_Task material_.

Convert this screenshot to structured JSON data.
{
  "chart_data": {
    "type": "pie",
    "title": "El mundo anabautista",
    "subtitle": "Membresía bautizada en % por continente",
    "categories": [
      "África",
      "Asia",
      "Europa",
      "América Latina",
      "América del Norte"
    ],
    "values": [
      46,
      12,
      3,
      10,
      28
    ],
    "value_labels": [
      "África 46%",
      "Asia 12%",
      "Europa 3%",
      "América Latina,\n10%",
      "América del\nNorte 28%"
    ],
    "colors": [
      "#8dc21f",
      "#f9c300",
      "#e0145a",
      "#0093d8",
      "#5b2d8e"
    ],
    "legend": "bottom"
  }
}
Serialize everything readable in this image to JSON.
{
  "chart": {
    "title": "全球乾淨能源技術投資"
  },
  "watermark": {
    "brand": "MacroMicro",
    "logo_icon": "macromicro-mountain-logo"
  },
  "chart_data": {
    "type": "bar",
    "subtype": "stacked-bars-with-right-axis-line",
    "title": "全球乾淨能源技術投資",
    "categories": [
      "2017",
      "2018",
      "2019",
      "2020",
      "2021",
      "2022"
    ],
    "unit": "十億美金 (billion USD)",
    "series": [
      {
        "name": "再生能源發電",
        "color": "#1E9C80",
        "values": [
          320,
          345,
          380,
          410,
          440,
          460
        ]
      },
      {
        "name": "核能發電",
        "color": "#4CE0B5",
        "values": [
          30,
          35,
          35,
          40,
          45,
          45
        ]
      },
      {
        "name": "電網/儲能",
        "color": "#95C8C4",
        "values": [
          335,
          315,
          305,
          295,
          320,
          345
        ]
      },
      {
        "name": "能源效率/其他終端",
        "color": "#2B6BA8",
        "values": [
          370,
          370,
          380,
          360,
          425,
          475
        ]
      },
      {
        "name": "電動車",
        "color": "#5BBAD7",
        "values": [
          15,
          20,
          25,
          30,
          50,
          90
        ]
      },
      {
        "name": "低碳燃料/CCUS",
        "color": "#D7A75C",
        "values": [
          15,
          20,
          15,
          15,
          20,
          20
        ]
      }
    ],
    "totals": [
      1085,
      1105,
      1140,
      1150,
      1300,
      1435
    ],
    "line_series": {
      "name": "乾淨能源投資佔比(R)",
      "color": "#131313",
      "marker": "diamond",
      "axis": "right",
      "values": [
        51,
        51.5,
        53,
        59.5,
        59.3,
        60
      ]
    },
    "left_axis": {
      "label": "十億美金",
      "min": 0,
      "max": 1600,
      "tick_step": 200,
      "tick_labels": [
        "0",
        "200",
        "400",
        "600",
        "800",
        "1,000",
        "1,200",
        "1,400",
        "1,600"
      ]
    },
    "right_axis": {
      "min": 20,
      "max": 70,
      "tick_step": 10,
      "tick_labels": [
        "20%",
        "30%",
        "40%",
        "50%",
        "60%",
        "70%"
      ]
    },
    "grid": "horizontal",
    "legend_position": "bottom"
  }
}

_Task_. Please quote the data above in full, with no line missing.

_Answer to this exercise_.
Convert this screenshot to structured JSON data.
{
  "chart_data": {
    "type": "pie",
    "title": "El mundo anabautista",
    "subtitle": "Membresía bautizada en % por continente",
    "categories": [
      "África",
      "Asia",
      "Europa",
      "América Latina",
      "América del Norte"
    ],
    "values": [
      46,
      12,
      3,
      10,
      28
    ],
    "value_labels": [
      "África 46%",
      "Asia 12%",
      "Europa 3%",
      "América Latina,\n10%",
      "América del\nNorte 28%"
    ],
    "colors": [
      "#8dc21f",
      "#f9c300",
      "#e0145a",
      "#0093d8",
      "#5b2d8e"
    ],
    "legend": "bottom"
  }
}
Serialize everything readable in this image to JSON.
{
  "chart": {
    "title": "全球乾淨能源技術投資"
  },
  "watermark": {
    "brand": "MacroMicro",
    "logo_icon": "macromicro-mountain-logo"
  },
  "chart_data": {
    "type": "bar",
    "subtype": "stacked-bars-with-right-axis-line",
    "title": "全球乾淨能源技術投資",
    "categories": [
      "2017",
      "2018",
      "2019",
      "2020",
      "2021",
      "2022"
    ],
    "unit": "十億美金 (billion USD)",
    "series": [
      {
        "name": "再生能源發電",
        "color": "#1E9C80",
        "values": [
          320,
          345,
          380,
          410,
          440,
          460
        ]
      },
      {
        "name": "核能發電",
        "color": "#4CE0B5",
        "values": [
          30,
          35,
          35,
          40,
          45,
          45
        ]
      },
      {
        "name": "電網/儲能",
        "color": "#95C8C4",
        "values": [
          335,
          315,
          305,
          295,
          320,
          345
        ]
      },
      {
        "name": "能源效率/其他終端",
        "color": "#2B6BA8",
        "values": [
          370,
          370,
          380,
          360,
          425,
          475
        ]
      },
      {
        "name": "電動車",
        "color": "#5BBAD7",
        "values": [
          15,
          20,
          25,
          30,
          50,
          90
        ]
      },
      {
        "name": "低碳燃料/CCUS",
        "color": "#D7A75C",
        "values": [
          15,
          20,
          15,
          15,
          20,
          20
        ]
      }
    ],
    "totals": [
      1085,
      1105,
      1140,
      1150,
      1300,
      1435
    ],
    "line_series": {
      "name": "乾淨能源投資佔比(R)",
      "color": "#131313",
      "marker": "diamond",
      "axis": "right",
      "values": [
        51,
        51.5,
        53,
        59.5,
        59.3,
        60
      ]
    },
    "left_axis": {
      "label": "十億美金",
      "min": 0,
      "max": 1600,
      "tick_step": 200,
      "tick_labels": [
        "0",
        "200",
        "400",
        "600",
        "800",
        "1,000",
        "1,200",
        "1,400",
        "1,600"
      ]
    },
    "right_axis": {
      "min": 20,
      "max": 70,
      "tick_step": 10,
      "tick_labels": [
        "20%",
        "30%",
        "40%",
        "50%",
        "60%",
        "70%"
      ]
    },
    "grid": "horizontal",
    "legend_position": "bottom"
  }
}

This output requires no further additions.